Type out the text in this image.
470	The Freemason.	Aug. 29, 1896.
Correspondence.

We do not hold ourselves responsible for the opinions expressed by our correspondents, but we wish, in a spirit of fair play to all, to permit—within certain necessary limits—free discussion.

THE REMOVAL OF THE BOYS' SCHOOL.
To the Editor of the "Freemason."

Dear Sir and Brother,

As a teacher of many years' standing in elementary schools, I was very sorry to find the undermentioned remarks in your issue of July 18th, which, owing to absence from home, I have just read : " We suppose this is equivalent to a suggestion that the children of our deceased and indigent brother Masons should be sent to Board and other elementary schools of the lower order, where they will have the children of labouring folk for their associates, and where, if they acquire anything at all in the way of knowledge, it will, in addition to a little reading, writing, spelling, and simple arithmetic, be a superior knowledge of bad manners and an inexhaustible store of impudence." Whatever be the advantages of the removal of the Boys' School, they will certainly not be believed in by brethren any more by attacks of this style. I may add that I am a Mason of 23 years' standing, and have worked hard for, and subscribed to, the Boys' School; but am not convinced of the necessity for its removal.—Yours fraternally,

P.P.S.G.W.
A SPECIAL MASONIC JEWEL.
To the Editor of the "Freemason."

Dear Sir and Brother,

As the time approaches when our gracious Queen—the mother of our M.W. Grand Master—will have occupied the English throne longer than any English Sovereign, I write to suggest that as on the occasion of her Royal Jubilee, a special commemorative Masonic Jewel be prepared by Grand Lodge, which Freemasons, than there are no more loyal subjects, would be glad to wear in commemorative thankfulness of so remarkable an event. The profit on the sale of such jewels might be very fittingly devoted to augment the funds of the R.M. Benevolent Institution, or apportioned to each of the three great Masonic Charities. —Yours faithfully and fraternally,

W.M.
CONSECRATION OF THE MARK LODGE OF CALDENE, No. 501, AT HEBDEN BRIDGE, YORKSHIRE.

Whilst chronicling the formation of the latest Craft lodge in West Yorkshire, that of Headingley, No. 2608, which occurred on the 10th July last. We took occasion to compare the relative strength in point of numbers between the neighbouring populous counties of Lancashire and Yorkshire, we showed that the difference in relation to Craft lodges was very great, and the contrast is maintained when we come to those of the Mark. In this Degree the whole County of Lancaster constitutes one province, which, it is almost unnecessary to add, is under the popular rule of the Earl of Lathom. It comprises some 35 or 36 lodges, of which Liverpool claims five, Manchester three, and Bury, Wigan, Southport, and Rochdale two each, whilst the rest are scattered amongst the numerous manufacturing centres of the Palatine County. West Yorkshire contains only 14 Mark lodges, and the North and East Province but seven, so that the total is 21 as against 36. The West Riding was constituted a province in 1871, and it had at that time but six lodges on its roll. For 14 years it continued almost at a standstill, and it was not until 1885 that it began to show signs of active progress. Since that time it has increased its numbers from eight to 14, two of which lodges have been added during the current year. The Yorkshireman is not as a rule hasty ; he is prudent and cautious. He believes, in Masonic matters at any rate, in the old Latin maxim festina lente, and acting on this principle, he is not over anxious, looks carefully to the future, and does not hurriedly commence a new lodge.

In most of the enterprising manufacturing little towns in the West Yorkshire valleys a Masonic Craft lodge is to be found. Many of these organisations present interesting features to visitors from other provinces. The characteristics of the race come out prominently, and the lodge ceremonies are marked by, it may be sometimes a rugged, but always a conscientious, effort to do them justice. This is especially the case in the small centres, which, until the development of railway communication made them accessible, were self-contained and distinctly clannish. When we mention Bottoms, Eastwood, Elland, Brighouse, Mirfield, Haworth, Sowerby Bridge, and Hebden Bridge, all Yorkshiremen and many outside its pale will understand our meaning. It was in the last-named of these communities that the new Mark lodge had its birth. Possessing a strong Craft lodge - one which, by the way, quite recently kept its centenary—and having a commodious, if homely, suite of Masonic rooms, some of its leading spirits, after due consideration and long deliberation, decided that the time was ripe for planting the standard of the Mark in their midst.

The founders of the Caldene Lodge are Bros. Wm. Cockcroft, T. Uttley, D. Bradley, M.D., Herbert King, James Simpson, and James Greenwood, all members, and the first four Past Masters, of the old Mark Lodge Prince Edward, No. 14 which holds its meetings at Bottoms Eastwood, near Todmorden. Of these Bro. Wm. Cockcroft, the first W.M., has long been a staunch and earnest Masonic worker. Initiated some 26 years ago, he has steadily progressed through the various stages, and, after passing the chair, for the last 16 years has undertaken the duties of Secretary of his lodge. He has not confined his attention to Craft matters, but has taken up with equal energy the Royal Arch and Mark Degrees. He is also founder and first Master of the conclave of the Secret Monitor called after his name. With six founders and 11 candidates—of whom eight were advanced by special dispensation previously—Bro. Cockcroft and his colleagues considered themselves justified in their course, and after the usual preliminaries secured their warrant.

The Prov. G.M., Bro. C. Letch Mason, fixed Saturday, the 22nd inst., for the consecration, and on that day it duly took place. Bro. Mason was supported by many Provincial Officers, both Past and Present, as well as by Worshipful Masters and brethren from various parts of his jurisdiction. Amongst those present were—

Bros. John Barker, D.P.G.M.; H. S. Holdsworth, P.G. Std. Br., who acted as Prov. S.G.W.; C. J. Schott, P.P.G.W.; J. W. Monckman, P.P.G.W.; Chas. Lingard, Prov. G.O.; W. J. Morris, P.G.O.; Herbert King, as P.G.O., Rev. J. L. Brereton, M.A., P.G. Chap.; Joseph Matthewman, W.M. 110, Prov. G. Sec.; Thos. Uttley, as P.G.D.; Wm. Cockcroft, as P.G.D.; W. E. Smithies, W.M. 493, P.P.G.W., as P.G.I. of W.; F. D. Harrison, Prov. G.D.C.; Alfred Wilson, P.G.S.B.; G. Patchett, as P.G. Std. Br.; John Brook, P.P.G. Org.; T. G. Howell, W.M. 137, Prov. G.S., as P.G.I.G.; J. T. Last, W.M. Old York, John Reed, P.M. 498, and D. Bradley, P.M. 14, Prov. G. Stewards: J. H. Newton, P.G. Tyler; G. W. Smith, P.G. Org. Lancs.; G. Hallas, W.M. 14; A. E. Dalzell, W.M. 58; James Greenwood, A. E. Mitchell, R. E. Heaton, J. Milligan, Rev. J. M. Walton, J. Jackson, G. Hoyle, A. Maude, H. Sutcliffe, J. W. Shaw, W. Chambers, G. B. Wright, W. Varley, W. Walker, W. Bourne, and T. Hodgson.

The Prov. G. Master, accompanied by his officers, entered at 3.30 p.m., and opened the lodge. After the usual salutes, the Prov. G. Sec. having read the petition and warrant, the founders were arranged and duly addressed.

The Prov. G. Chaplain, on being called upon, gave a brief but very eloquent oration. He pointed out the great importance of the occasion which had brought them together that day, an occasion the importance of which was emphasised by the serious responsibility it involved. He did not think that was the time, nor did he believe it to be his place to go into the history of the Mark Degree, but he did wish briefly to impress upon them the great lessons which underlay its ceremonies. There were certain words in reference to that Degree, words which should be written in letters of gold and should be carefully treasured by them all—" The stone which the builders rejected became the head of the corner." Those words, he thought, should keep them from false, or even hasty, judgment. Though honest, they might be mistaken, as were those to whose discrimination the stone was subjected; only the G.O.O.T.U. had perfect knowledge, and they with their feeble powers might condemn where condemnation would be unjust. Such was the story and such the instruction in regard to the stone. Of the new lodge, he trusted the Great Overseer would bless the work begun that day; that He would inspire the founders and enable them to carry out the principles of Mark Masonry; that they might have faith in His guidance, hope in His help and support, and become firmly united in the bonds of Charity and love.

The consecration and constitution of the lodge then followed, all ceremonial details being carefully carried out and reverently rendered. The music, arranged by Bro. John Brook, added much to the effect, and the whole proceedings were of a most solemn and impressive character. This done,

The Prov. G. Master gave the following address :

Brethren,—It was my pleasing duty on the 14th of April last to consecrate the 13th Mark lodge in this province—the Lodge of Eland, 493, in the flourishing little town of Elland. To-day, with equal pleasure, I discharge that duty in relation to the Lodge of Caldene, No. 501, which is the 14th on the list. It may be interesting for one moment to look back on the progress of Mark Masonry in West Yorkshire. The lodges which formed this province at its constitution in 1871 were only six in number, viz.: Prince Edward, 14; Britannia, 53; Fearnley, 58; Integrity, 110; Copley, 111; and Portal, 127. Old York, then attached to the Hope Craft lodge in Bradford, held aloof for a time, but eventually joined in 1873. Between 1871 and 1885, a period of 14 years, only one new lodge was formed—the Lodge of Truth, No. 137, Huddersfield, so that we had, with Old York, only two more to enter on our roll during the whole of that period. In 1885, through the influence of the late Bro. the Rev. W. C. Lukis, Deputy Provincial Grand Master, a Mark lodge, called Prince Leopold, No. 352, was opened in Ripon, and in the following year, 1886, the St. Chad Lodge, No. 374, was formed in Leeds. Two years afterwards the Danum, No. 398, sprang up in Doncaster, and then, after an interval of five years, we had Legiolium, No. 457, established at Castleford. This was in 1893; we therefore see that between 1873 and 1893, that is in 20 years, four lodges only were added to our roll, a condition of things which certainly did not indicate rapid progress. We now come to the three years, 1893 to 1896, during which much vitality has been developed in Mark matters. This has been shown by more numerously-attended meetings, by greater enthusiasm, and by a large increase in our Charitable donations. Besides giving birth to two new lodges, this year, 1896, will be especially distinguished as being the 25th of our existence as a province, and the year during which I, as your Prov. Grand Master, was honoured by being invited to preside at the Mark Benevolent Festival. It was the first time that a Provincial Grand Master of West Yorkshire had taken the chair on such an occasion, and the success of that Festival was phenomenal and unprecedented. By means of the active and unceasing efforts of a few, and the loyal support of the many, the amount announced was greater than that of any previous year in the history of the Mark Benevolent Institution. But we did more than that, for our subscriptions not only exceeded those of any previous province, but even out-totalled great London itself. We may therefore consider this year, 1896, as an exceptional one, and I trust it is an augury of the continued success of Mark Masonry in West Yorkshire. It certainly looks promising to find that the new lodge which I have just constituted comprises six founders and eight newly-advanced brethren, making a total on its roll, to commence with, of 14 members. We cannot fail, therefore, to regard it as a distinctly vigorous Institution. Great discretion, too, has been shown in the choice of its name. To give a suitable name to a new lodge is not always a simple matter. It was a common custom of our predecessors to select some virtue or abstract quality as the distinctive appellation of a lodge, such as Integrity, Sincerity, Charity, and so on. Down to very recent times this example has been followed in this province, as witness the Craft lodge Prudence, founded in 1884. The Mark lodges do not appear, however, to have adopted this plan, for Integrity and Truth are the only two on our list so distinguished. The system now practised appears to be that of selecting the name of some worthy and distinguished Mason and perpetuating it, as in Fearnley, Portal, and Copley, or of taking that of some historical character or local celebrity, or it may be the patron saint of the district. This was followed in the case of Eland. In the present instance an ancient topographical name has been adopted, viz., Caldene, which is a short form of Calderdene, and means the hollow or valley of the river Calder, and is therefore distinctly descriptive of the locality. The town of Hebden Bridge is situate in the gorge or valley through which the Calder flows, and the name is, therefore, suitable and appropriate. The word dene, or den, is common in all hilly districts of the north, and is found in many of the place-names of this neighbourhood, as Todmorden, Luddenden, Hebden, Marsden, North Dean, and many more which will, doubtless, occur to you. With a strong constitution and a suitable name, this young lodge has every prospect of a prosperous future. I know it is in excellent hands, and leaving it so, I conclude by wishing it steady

■ Direction
From the material above, copy each line that includes the word "duly".

■ The output
The Prov. G.M., Bro. C. Letch Mason, fixed Saturday, the 22nd inst., for the consecration, and on that day it duly took place. Bro. Mason was supported by many Provincial Officers, both Past and Present, as well as by Worshipful Masters and brethren from various parts of his jurisdiction. Amongst those present were—
The Prov. G. Master, accompanied by his officers, entered at 3.30 p.m., and opened the lodge. After the usual salutes, the Prov. G. Sec. having read the petition and warrant, the founders were arranged and duly addressed.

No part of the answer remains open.